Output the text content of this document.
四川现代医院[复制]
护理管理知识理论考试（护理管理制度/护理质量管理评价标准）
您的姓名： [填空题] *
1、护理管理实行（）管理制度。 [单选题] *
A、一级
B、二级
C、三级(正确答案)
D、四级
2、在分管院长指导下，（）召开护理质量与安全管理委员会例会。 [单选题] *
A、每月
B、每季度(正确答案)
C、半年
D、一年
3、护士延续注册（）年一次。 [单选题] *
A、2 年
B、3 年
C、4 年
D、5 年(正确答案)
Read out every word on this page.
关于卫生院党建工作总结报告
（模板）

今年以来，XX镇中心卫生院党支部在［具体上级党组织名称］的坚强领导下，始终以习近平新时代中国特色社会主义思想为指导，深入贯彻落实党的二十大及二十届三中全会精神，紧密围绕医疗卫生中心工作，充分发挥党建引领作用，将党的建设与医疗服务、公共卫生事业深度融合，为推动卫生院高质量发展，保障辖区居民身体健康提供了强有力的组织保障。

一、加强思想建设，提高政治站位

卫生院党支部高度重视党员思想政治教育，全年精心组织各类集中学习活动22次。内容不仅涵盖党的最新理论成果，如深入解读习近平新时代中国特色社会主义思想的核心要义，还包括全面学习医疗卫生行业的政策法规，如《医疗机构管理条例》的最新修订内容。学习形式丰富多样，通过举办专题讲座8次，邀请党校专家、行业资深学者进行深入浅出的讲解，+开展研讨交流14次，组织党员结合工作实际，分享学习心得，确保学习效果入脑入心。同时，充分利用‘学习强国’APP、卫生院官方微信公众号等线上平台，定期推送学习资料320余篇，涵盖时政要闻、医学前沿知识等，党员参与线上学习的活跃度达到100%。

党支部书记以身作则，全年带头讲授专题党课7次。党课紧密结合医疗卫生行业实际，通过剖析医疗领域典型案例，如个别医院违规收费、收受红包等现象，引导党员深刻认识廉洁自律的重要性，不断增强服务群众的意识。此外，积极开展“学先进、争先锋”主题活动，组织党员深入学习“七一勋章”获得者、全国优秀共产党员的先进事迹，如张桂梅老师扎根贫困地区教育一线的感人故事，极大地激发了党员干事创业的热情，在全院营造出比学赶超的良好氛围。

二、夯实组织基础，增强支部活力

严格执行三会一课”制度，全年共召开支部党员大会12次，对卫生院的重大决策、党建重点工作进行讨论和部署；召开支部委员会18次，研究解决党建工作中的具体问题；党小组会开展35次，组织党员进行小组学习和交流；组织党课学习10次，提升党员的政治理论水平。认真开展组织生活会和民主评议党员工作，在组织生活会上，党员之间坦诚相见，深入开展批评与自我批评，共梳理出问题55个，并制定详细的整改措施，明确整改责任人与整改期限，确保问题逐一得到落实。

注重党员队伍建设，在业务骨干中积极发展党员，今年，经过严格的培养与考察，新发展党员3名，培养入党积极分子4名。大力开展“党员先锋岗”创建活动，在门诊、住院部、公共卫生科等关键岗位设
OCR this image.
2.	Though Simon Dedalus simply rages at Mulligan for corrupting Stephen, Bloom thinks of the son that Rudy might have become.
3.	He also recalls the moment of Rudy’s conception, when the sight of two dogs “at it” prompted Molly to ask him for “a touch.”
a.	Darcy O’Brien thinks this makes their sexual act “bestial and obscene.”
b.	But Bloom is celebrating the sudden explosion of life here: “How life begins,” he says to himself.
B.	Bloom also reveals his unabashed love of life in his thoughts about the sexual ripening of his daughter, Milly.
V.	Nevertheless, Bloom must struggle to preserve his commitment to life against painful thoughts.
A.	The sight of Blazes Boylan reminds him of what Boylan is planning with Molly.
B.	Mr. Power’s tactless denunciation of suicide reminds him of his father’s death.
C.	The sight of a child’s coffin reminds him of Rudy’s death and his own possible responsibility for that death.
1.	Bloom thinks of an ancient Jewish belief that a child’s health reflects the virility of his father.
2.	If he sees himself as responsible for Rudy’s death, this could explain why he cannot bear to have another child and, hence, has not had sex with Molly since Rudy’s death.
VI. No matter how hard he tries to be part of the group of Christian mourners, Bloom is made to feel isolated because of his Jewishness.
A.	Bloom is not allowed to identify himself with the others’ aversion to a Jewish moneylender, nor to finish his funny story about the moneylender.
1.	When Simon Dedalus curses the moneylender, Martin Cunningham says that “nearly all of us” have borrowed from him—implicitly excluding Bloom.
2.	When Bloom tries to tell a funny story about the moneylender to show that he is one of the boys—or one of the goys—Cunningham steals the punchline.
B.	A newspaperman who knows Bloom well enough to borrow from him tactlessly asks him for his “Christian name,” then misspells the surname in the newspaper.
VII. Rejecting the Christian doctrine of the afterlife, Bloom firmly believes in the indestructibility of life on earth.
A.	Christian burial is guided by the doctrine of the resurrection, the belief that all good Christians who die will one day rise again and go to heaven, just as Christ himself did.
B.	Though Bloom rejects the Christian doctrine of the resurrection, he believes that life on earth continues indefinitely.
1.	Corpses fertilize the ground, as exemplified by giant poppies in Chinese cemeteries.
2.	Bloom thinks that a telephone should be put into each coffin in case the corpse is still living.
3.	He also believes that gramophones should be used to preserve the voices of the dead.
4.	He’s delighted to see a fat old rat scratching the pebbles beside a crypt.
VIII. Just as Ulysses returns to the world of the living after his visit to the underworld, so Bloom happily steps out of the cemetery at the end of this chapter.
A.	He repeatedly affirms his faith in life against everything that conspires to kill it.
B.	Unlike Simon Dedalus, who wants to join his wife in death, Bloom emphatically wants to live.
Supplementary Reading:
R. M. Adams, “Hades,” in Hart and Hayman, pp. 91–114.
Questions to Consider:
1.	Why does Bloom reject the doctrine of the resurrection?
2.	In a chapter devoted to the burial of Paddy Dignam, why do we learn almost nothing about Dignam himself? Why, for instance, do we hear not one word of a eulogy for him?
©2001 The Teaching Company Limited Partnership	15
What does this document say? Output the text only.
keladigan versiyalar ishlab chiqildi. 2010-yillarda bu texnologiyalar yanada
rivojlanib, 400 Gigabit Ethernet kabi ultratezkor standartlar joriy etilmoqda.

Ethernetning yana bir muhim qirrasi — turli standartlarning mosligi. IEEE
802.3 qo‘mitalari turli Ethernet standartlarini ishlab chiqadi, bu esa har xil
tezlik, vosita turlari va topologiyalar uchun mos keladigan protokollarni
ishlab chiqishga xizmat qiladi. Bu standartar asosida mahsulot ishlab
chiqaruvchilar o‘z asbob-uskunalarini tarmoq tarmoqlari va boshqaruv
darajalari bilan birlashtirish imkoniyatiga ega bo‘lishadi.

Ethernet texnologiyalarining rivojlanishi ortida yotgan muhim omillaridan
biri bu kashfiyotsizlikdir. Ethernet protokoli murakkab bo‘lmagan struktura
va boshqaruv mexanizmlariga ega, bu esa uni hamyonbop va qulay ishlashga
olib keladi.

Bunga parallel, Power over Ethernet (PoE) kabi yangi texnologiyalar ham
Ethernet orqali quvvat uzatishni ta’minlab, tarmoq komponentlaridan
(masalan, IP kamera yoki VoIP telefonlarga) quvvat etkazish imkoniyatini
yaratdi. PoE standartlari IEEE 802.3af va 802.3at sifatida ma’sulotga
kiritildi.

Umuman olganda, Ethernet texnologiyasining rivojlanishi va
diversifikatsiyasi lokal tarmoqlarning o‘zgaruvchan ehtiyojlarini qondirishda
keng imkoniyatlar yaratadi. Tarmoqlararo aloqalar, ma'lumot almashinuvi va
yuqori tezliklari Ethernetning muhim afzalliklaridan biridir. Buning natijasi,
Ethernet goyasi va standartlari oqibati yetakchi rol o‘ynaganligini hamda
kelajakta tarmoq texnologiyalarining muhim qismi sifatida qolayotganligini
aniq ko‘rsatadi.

Task to carry out
In the lines above, find each one with "Christian" and list it.

Final answer
VI. No matter how hard he tries to be part of the group of Christian mourners, Bloom is made to feel isolated because of his Jewishness.
B.	A newspaperman who knows Bloom well enough to borrow from him tactlessly asks him for his “Christian name,” then misspells the surname in the newspaper.
VII. Rejecting the Christian doctrine of the afterlife, Bloom firmly believes in the indestructibility of life on earth.
A.	Christian burial is guided by the doctrine of the resurrection, the belief that all good Christians who die will one day rise again and go to heaven, just as Christ himself did.
B.	Though Bloom rejects the Christian doctrine of the resurrection, he believes that life on earth continues indefinitely.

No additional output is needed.